§ Material for the task:
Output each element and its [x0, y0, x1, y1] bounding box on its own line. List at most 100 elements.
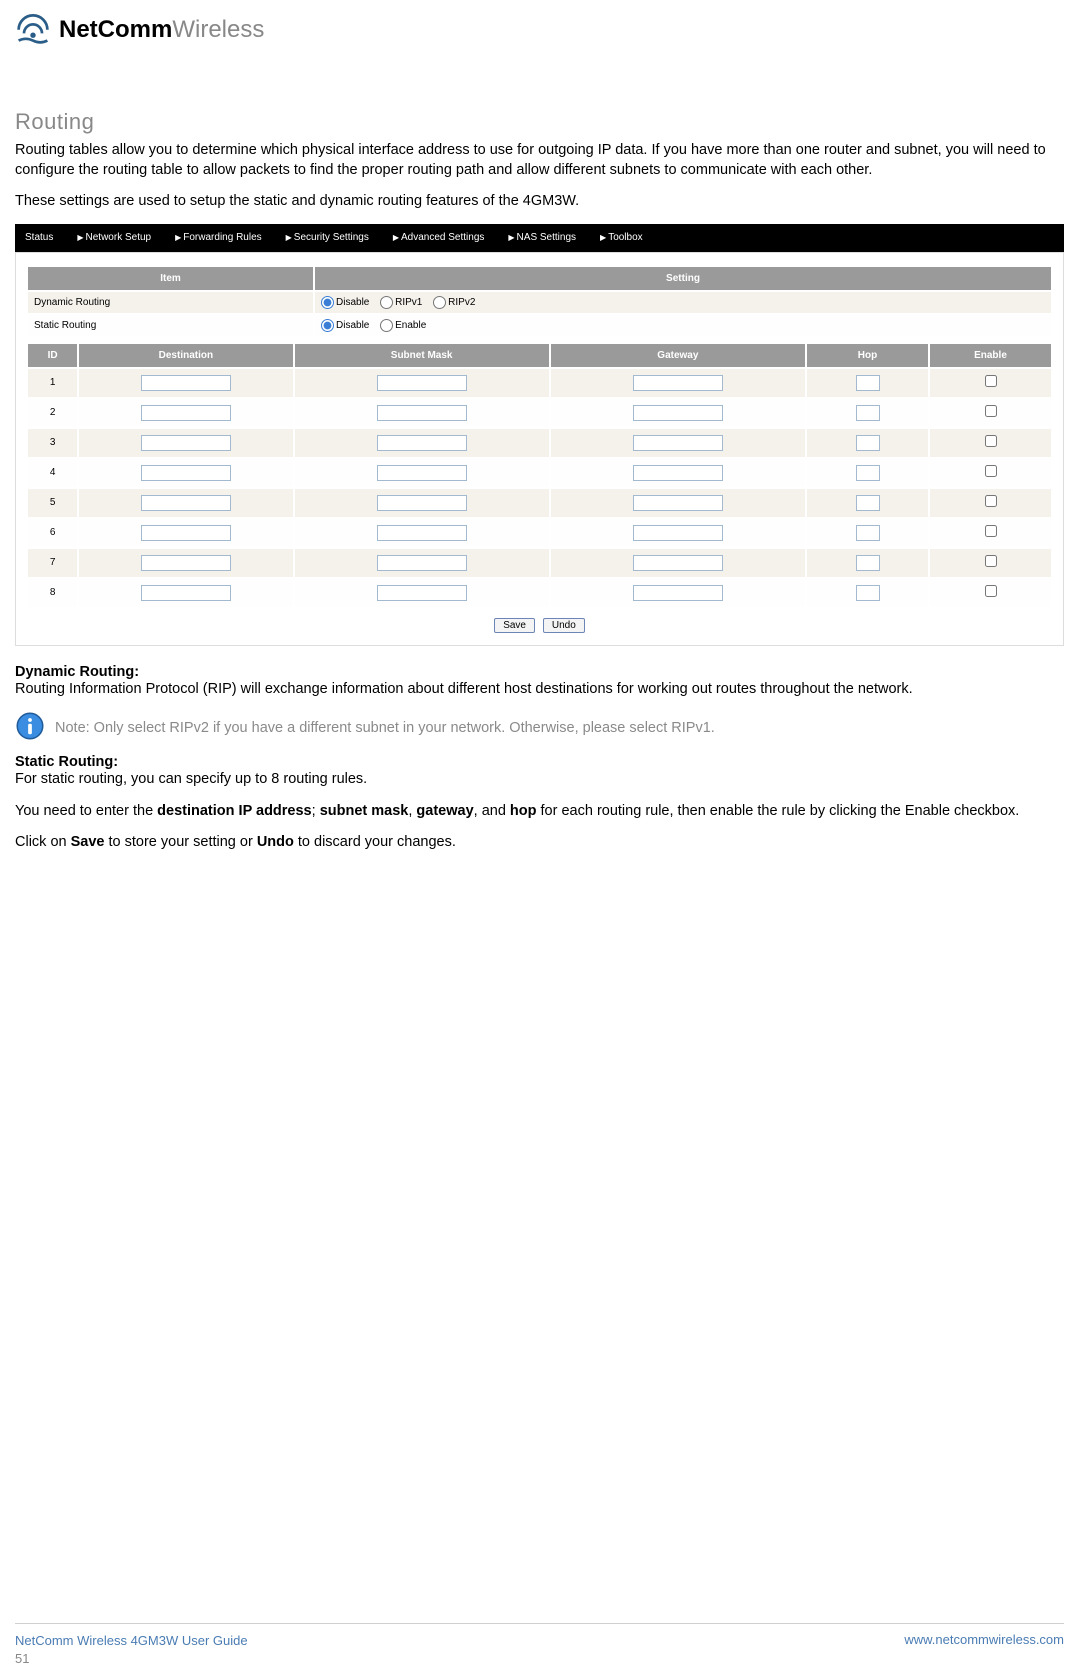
hop-input[interactable] [856, 495, 880, 511]
intro-paragraph-1: Routing tables allow you to determine wh… [15, 141, 1064, 180]
dyn-ripv1[interactable]: RIPv1 [380, 297, 422, 308]
routing-table: ID Destination Subnet Mask Gateway Hop E… [26, 342, 1053, 609]
hop-input[interactable] [856, 405, 880, 421]
table-row: 3 [27, 428, 1052, 458]
final-paragraph: Click on Save to store your setting or U… [15, 833, 1064, 853]
subnet-mask-input[interactable] [377, 465, 467, 481]
subnet-mask-input[interactable] [377, 585, 467, 601]
table-row: 5 [27, 488, 1052, 518]
row-id: 6 [27, 518, 78, 548]
table-row: 1 [27, 368, 1052, 398]
destination-input[interactable] [141, 495, 231, 511]
destination-input[interactable] [141, 435, 231, 451]
gateway-input[interactable] [633, 435, 723, 451]
subnet-mask-input[interactable] [377, 495, 467, 511]
subnet-mask-input[interactable] [377, 525, 467, 541]
settings-table: Item Setting Dynamic Routing Disable RIP… [26, 265, 1053, 338]
destination-input[interactable] [141, 465, 231, 481]
footer-page-number: 51 [15, 1650, 248, 1668]
footer-guide-title: NetComm Wireless 4GM3W User Guide [15, 1632, 248, 1650]
brand-text: NetCommWireless [59, 16, 264, 44]
save-button[interactable]: Save [494, 618, 535, 633]
th-id: ID [27, 343, 78, 368]
page-footer: NetComm Wireless 4GM3W User Guide 51 www… [15, 1623, 1064, 1668]
destination-input[interactable] [141, 525, 231, 541]
brand-logo: NetCommWireless [15, 10, 1064, 49]
dynamic-routing-heading: Dynamic Routing: [15, 664, 1064, 680]
destination-input[interactable] [141, 585, 231, 601]
wireless-icon [15, 10, 51, 49]
dynamic-routing-options: Disable RIPv1 RIPv2 [314, 291, 1052, 314]
enable-checkbox[interactable] [985, 495, 997, 507]
row-id: 7 [27, 548, 78, 578]
gateway-input[interactable] [633, 495, 723, 511]
table-row: 6 [27, 518, 1052, 548]
nav-toolbox[interactable]: ▶Toolbox [594, 232, 661, 243]
table-row: 4 [27, 458, 1052, 488]
hop-input[interactable] [856, 435, 880, 451]
table-row: 7 [27, 548, 1052, 578]
nav-nas-settings[interactable]: ▶NAS Settings [502, 232, 594, 243]
row-id: 3 [27, 428, 78, 458]
hop-input[interactable] [856, 585, 880, 601]
dynamic-routing-body: Routing Information Protocol (RIP) will … [15, 680, 1064, 700]
router-ui-screenshot: Status ▶Network Setup ▶Forwarding Rules … [15, 224, 1064, 646]
th-subnet-mask: Subnet Mask [294, 343, 550, 368]
stat-disable[interactable]: Disable [321, 320, 369, 331]
stat-enable[interactable]: Enable [380, 320, 426, 331]
dyn-disable[interactable]: Disable [321, 297, 369, 308]
destination-input[interactable] [141, 555, 231, 571]
undo-button[interactable]: Undo [543, 618, 585, 633]
destination-input[interactable] [141, 405, 231, 421]
enable-checkbox[interactable] [985, 405, 997, 417]
nav-advanced-settings[interactable]: ▶Advanced Settings [387, 232, 503, 243]
dynamic-routing-label: Dynamic Routing [27, 291, 314, 314]
subnet-mask-input[interactable] [377, 555, 467, 571]
enable-checkbox[interactable] [985, 375, 997, 387]
info-icon [15, 711, 45, 744]
enable-checkbox[interactable] [985, 435, 997, 447]
gateway-input[interactable] [633, 585, 723, 601]
row-id: 4 [27, 458, 78, 488]
enable-checkbox[interactable] [985, 585, 997, 597]
destination-input[interactable] [141, 375, 231, 391]
page-title: Routing [15, 109, 1064, 135]
table-row: 2 [27, 398, 1052, 428]
intro-paragraph-2: These settings are used to setup the sta… [15, 192, 1064, 212]
nav-security-settings[interactable]: ▶Security Settings [280, 232, 387, 243]
subnet-mask-input[interactable] [377, 435, 467, 451]
subnet-mask-input[interactable] [377, 405, 467, 421]
static-routing-label: Static Routing [27, 314, 314, 337]
gateway-input[interactable] [633, 375, 723, 391]
need-paragraph: You need to enter the destination IP add… [15, 802, 1064, 822]
row-id: 8 [27, 578, 78, 608]
static-routing-options: Disable Enable [314, 314, 1052, 337]
static-routing-body: For static routing, you can specify up t… [15, 770, 1064, 790]
enable-checkbox[interactable] [985, 525, 997, 537]
row-id: 2 [27, 398, 78, 428]
subnet-mask-input[interactable] [377, 375, 467, 391]
nav-status[interactable]: Status [19, 232, 71, 243]
row-id: 5 [27, 488, 78, 518]
table-row: 8 [27, 578, 1052, 608]
enable-checkbox[interactable] [985, 465, 997, 477]
th-enable: Enable [929, 343, 1052, 368]
th-destination: Destination [78, 343, 293, 368]
th-item: Item [27, 266, 314, 291]
static-routing-heading: Static Routing: [15, 754, 1064, 770]
hop-input[interactable] [856, 375, 880, 391]
hop-input[interactable] [856, 555, 880, 571]
dyn-ripv2[interactable]: RIPv2 [433, 297, 475, 308]
nav-forwarding-rules[interactable]: ▶Forwarding Rules [169, 232, 280, 243]
th-gateway: Gateway [550, 343, 806, 368]
th-setting: Setting [314, 266, 1052, 291]
hop-input[interactable] [856, 525, 880, 541]
gateway-input[interactable] [633, 405, 723, 421]
hop-input[interactable] [856, 465, 880, 481]
gateway-input[interactable] [633, 525, 723, 541]
nav-network-setup[interactable]: ▶Network Setup [71, 232, 169, 243]
enable-checkbox[interactable] [985, 555, 997, 567]
gateway-input[interactable] [633, 555, 723, 571]
gateway-input[interactable] [633, 465, 723, 481]
router-navbar: Status ▶Network Setup ▶Forwarding Rules … [15, 224, 1064, 252]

§ Problem details: Rewrite every line of the listing above as a numbered list, skipping blank lines and leaving out the picture.

§ The answer:
1. Output each element and its [x0, y0, x1, y1] bounding box on its own line. List at most 100 elements.
2. hop-input[interactable] [856, 495, 880, 511]
3. intro-paragraph-1: Routing tables allow you to determine wh… [15, 141, 1064, 180]
4. dyn-ripv1[interactable]: RIPv1 [380, 297, 422, 308]
5. routing-table: ID Destination Subnet Mask Gateway Hop E… [26, 342, 1053, 609]
6. hop-input[interactable] [856, 405, 880, 421]
7. table-row: 3 [27, 428, 1052, 458]
8. final-paragraph: Click on Save to store your setting or U… [15, 833, 1064, 853]
9. subnet-mask-input[interactable] [377, 465, 467, 481]
10. subnet-mask-input[interactable] [377, 585, 467, 601]
11. table-row: 5 [27, 488, 1052, 518]
12. row-id: 6 [27, 518, 78, 548]
13. table-row: 1 [27, 368, 1052, 398]
14. destination-input[interactable] [141, 495, 231, 511]
15. destination-input[interactable] [141, 435, 231, 451]
16. gateway-input[interactable] [633, 435, 723, 451]
17. subnet-mask-input[interactable] [377, 495, 467, 511]
18. subnet-mask-input[interactable] [377, 525, 467, 541]
19. settings-table: Item Setting Dynamic Routing Disable RIP… [26, 265, 1053, 338]
20. destination-input[interactable] [141, 465, 231, 481]
21. footer-page-number: 51 [15, 1650, 248, 1668]
22. footer-guide-title: NetComm Wireless 4GM3W User Guide [15, 1632, 248, 1650]
23. brand-text: NetCommWireless [59, 16, 264, 44]
24. save-button[interactable]: Save [494, 618, 535, 633]
25. th-id: ID [27, 343, 78, 368]
26. page-footer: NetComm Wireless 4GM3W User Guide 51 www… [15, 1623, 1064, 1668]
27. destination-input[interactable] [141, 525, 231, 541]
28. brand-logo: NetCommWireless [15, 10, 1064, 49]
29. dynamic-routing-heading: Dynamic Routing: [15, 664, 1064, 680]
30. destination-input[interactable] [141, 585, 231, 601]
31. wireless-icon [15, 10, 51, 49]
32. dynamic-routing-options: Disable RIPv1 RIPv2 [314, 291, 1052, 314]
33. enable-checkbox[interactable] [985, 495, 997, 507]
34. row-id: 7 [27, 548, 78, 578]
35. gateway-input[interactable] [633, 495, 723, 511]
36. table-row: 6 [27, 518, 1052, 548]
37. nav-toolbox[interactable]: ▶Toolbox [594, 232, 661, 243]
38. table-row: 4 [27, 458, 1052, 488]
39. hop-input[interactable] [856, 435, 880, 451]
40. table-row: 7 [27, 548, 1052, 578]
41. nav-nas-settings[interactable]: ▶NAS Settings [502, 232, 594, 243]
42. row-id: 3 [27, 428, 78, 458]
43. hop-input[interactable] [856, 585, 880, 601]
44. dynamic-routing-body: Routing Information Protocol (RIP) will … [15, 680, 1064, 700]
45. router-ui-screenshot: Status ▶Network Setup ▶Forwarding Rules … [15, 224, 1064, 646]
46. th-subnet-mask: Subnet Mask [294, 343, 550, 368]
47. stat-disable[interactable]: Disable [321, 320, 369, 331]
48. stat-enable[interactable]: Enable [380, 320, 426, 331]
49. dyn-disable[interactable]: Disable [321, 297, 369, 308]
50. destination-input[interactable] [141, 555, 231, 571]
51. undo-button[interactable]: Undo [543, 618, 585, 633]
52. destination-input[interactable] [141, 405, 231, 421]
53. enable-checkbox[interactable] [985, 405, 997, 417]
54. nav-advanced-settings[interactable]: ▶Advanced Settings [387, 232, 503, 243]
55. dynamic-routing-label: Dynamic Routing [27, 291, 314, 314]
56. subnet-mask-input[interactable] [377, 555, 467, 571]
57. enable-checkbox[interactable] [985, 375, 997, 387]
58. info-icon [15, 711, 45, 744]
59. enable-checkbox[interactable] [985, 435, 997, 447]
60. gateway-input[interactable] [633, 585, 723, 601]
61. row-id: 4 [27, 458, 78, 488]
62. enable-checkbox[interactable] [985, 585, 997, 597]
63. destination-input[interactable] [141, 375, 231, 391]
64. page-title: Routing [15, 109, 1064, 135]
65. table-row: 2 [27, 398, 1052, 428]
66. intro-paragraph-2: These settings are used to setup the sta… [15, 192, 1064, 212]
67. nav-security-settings[interactable]: ▶Security Settings [280, 232, 387, 243]
68. subnet-mask-input[interactable] [377, 435, 467, 451]
69. subnet-mask-input[interactable] [377, 405, 467, 421]
70. static-routing-label: Static Routing [27, 314, 314, 337]
71. gateway-input[interactable] [633, 375, 723, 391]
72. need-paragraph: You need to enter the destination IP add… [15, 802, 1064, 822]
73. row-id: 8 [27, 578, 78, 608]
74. static-routing-options: Disable Enable [314, 314, 1052, 337]
75. static-routing-body: For static routing, you can specify up t… [15, 770, 1064, 790]
76. enable-checkbox[interactable] [985, 525, 997, 537]
77. row-id: 2 [27, 398, 78, 428]
78. subnet-mask-input[interactable] [377, 375, 467, 391]
79. nav-status[interactable]: Status [19, 232, 71, 243]
80. row-id: 5 [27, 488, 78, 518]
81. table-row: 8 [27, 578, 1052, 608]
82. enable-checkbox[interactable] [985, 465, 997, 477]
83. th-enable: Enable [929, 343, 1052, 368]
84. th-destination: Destination [78, 343, 293, 368]
85. th-item: Item [27, 266, 314, 291]
86. static-routing-heading: Static Routing: [15, 754, 1064, 770]
87. hop-input[interactable] [856, 375, 880, 391]
88. hop-input[interactable] [856, 555, 880, 571]
89. dyn-ripv2[interactable]: RIPv2 [433, 297, 475, 308]
90. nav-forwarding-rules[interactable]: ▶Forwarding Rules [169, 232, 280, 243]
91. th-gateway: Gateway [550, 343, 806, 368]
92. th-setting: Setting [314, 266, 1052, 291]
93. hop-input[interactable] [856, 525, 880, 541]
94. gateway-input[interactable] [633, 405, 723, 421]
95. hop-input[interactable] [856, 465, 880, 481]
96. gateway-input[interactable] [633, 525, 723, 541]
97. nav-network-setup[interactable]: ▶Network Setup [71, 232, 169, 243]
98. enable-checkbox[interactable] [985, 555, 997, 567]
99. gateway-input[interactable] [633, 555, 723, 571]
100. gateway-input[interactable] [633, 465, 723, 481]
101. router-navbar: Status ▶Network Setup ▶Forwarding Rules … [15, 224, 1064, 252]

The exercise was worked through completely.